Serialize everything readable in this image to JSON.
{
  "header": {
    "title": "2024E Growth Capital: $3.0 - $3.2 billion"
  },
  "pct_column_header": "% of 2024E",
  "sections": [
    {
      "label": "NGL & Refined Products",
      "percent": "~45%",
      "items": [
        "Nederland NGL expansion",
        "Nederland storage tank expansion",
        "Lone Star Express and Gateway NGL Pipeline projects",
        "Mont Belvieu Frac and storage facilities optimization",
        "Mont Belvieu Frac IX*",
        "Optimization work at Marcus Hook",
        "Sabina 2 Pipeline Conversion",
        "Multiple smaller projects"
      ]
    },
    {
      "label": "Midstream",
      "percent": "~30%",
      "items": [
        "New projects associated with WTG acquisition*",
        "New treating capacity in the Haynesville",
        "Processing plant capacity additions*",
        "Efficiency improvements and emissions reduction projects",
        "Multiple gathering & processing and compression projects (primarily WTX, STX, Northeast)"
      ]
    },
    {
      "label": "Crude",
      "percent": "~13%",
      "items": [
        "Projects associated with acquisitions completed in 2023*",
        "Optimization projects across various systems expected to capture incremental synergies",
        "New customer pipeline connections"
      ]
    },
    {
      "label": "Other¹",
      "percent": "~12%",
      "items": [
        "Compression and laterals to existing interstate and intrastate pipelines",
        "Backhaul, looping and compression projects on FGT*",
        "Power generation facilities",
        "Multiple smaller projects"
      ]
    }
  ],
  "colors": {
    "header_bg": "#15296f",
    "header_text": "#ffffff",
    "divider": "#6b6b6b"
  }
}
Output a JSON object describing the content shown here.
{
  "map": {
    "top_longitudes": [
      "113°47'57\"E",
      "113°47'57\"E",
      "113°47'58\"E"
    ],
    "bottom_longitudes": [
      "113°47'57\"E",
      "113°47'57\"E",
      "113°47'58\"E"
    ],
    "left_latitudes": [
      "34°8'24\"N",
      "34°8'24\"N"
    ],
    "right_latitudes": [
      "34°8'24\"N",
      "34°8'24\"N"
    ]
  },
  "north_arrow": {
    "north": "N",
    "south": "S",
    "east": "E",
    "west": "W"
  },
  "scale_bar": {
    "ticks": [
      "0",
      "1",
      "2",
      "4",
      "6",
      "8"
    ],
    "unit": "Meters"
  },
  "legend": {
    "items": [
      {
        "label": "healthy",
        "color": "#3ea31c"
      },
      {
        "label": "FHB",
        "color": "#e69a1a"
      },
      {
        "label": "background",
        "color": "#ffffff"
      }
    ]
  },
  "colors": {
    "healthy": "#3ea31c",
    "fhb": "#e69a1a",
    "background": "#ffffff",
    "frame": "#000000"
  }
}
━━━━━━━━━━
■ **What is required**:
Go over the data above and copy every line that has the word "Belvieu" in it.

■ **Response**:
        "Mont Belvieu Frac and storage facilities optimization",
        "Mont Belvieu Frac IX*",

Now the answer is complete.